Identify the lines that contain the string "monitor", then copy each of them.

-- START OF SUPPLIED MATERIAL --

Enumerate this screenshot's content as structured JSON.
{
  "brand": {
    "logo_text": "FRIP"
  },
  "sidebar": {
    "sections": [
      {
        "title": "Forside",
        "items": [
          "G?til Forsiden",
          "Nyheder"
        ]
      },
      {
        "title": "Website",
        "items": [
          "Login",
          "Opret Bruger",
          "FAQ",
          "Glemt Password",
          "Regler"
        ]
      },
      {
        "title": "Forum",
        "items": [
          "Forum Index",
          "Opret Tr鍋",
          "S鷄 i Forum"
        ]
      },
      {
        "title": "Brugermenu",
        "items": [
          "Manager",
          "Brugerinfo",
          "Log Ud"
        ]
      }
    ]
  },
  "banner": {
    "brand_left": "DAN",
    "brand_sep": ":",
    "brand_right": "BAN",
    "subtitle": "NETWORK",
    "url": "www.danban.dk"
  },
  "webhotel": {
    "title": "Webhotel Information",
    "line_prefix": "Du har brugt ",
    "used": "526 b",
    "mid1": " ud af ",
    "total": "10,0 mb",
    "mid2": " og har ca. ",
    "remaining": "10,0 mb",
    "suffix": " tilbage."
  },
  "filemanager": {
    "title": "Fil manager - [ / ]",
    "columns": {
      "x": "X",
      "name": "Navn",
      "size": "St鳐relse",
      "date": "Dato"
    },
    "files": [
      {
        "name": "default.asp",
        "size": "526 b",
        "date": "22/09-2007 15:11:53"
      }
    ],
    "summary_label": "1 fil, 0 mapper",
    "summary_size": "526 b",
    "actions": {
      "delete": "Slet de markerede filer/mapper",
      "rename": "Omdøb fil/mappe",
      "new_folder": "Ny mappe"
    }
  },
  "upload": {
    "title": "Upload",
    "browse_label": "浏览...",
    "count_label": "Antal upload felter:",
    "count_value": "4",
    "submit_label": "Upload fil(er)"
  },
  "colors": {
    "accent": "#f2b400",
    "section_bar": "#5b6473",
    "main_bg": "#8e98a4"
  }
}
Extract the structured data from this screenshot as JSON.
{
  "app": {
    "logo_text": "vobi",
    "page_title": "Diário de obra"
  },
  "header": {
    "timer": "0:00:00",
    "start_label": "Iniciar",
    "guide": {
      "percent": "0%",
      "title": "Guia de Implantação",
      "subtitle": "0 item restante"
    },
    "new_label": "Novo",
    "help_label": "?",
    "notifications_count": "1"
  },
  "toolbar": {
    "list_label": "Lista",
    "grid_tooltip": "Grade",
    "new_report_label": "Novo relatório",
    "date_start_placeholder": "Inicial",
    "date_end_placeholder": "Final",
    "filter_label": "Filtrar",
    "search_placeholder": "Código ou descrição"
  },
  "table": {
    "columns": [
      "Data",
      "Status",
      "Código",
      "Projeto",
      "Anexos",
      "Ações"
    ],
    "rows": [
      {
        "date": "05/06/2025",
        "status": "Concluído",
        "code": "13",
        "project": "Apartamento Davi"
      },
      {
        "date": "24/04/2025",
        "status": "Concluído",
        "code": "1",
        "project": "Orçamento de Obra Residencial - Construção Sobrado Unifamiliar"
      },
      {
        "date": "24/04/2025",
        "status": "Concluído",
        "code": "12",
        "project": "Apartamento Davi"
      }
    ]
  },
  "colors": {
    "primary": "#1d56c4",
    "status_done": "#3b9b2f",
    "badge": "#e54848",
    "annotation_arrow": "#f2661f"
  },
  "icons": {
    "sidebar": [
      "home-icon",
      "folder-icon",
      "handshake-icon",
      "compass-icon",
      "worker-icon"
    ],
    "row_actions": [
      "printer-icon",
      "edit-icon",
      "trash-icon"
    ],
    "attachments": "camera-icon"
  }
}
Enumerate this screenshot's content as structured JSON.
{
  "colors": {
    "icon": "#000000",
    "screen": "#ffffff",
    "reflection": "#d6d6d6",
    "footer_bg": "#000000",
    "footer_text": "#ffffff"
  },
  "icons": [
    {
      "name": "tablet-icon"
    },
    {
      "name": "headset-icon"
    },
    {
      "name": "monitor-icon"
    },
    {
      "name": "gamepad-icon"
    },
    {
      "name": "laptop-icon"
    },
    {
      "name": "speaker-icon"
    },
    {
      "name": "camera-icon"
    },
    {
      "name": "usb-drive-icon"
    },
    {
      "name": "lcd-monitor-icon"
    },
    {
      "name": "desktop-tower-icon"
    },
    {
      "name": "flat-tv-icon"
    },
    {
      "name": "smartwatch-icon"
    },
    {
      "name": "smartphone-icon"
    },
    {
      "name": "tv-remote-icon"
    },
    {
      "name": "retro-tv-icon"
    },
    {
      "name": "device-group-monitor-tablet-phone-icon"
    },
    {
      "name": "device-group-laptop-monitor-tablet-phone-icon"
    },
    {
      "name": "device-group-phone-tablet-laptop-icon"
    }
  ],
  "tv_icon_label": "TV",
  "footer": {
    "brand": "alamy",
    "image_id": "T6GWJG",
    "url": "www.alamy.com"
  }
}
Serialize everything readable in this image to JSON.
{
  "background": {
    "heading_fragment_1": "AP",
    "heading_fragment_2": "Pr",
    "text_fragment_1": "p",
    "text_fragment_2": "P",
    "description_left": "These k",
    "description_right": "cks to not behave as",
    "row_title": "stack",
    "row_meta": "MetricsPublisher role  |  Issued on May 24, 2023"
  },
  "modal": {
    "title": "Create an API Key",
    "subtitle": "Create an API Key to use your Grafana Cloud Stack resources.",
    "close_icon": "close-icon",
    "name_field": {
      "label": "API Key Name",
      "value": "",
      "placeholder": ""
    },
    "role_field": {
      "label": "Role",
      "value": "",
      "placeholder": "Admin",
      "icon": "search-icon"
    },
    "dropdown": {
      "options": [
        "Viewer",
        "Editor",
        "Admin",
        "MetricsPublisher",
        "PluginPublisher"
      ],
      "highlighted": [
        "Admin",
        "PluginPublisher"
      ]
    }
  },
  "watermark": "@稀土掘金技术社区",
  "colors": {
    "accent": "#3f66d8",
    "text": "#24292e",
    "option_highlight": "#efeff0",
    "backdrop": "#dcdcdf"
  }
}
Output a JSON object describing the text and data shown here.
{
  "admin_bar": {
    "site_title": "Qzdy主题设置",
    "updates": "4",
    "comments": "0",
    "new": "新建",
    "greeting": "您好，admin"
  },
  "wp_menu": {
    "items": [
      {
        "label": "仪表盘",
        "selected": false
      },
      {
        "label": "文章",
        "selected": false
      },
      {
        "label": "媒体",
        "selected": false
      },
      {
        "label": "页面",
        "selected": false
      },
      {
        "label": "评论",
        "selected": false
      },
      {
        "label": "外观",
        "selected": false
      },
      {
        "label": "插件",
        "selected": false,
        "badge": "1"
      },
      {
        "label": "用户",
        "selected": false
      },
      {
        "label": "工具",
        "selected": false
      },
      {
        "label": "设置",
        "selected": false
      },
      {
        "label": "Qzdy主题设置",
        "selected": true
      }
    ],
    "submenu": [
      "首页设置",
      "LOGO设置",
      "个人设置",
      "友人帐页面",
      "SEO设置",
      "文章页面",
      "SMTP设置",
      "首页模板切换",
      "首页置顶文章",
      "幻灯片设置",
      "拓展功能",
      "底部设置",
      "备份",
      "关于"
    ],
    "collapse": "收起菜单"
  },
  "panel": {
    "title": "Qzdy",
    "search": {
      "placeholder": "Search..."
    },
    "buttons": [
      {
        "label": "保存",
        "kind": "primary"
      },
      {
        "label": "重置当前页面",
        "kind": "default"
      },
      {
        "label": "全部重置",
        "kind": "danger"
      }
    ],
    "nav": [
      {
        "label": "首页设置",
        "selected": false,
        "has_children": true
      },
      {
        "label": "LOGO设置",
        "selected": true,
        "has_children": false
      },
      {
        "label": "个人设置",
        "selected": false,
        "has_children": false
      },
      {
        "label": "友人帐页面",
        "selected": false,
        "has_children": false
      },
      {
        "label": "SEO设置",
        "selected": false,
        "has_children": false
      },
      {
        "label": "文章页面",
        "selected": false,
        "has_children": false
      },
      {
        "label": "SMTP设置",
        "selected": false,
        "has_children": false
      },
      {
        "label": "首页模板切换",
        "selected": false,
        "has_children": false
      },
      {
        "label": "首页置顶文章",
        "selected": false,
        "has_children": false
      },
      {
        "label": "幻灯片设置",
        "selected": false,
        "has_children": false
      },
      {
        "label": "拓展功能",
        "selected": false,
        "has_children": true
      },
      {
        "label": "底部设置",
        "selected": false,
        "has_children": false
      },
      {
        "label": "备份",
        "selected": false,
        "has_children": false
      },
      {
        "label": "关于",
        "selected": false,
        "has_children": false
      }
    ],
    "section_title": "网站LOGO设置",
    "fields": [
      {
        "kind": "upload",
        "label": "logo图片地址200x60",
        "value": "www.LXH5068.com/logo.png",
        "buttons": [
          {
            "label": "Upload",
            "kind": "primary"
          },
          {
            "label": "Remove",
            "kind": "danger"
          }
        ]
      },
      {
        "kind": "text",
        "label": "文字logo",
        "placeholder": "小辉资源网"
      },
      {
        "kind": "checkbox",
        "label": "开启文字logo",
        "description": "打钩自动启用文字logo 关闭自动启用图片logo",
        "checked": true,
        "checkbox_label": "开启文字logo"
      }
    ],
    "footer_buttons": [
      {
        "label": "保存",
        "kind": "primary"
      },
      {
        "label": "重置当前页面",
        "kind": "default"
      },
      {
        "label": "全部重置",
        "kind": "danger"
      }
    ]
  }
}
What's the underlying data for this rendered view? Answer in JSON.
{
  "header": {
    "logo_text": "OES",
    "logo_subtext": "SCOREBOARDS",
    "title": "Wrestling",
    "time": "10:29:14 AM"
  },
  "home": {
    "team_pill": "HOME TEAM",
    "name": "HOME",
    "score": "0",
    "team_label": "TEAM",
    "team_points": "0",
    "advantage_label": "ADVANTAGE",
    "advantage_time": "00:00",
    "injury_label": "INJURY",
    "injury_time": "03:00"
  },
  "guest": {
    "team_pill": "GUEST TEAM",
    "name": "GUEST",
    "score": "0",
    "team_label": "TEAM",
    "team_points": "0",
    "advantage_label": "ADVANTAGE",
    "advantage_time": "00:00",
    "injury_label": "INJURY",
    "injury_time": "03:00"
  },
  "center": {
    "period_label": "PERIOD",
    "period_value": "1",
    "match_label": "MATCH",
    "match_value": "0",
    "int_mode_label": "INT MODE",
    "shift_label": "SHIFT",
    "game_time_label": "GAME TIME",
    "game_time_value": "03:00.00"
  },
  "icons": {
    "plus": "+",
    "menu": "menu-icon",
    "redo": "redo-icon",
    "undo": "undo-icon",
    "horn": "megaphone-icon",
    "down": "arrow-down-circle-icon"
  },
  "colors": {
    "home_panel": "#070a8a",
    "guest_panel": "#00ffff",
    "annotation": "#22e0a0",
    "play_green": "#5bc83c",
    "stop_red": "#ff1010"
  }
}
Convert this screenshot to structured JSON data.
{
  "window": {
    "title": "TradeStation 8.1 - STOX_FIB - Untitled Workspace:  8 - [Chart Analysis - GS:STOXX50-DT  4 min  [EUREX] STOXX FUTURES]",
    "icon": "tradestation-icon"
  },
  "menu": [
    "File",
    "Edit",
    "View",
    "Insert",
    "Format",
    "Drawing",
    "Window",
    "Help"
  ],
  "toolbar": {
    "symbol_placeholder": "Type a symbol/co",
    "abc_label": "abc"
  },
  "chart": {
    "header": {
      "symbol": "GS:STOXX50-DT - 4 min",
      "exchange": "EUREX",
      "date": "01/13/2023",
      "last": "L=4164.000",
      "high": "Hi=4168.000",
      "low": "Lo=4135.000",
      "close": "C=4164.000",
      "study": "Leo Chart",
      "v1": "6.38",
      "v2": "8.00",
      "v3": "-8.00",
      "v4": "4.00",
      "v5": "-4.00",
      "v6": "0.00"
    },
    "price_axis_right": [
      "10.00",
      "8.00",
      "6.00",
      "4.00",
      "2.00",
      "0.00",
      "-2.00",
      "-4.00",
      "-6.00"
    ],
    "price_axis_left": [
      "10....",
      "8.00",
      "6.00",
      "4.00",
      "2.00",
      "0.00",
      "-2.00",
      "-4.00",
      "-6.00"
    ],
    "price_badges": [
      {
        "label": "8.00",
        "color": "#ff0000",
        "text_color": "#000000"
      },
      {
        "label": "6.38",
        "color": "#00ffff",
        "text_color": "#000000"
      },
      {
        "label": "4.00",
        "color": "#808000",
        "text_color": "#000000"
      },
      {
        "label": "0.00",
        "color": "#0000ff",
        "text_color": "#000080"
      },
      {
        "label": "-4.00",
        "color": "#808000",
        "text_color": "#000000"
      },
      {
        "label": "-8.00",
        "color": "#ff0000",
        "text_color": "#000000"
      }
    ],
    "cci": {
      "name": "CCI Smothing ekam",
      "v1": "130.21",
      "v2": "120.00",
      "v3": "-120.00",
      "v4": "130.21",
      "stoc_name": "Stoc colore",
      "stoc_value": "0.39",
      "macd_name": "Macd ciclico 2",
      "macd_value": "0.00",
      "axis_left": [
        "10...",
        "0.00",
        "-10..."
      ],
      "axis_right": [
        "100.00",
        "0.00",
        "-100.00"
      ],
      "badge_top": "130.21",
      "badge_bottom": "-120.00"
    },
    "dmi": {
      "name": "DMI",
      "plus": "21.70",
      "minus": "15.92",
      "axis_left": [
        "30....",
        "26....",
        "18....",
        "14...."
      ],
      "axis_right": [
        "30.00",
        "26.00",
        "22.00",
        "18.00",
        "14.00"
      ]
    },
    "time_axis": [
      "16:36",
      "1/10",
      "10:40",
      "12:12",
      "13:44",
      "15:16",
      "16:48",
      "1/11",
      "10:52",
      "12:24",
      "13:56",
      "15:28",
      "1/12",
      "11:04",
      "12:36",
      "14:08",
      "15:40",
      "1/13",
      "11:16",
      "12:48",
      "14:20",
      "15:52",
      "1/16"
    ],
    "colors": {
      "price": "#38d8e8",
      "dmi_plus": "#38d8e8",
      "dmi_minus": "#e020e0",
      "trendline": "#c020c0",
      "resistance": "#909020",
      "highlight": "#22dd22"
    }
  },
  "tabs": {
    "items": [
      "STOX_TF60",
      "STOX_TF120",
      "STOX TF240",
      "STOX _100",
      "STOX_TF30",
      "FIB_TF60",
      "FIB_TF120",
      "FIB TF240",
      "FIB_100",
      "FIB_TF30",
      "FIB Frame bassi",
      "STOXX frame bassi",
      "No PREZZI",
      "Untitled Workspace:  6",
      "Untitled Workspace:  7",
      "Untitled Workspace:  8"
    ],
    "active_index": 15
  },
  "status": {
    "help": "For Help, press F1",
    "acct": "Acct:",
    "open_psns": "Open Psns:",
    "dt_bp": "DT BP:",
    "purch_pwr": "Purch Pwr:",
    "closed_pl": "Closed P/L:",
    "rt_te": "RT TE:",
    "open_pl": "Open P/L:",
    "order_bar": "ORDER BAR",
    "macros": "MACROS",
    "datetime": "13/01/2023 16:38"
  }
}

-- END OF SUPPLIED MATERIAL --

TASK RESULT:
      "name": "monitor-icon"
      "name": "lcd-monitor-icon"
      "name": "device-group-monitor-tablet-phone-icon"
      "name": "device-group-laptop-monitor-tablet-phone-icon"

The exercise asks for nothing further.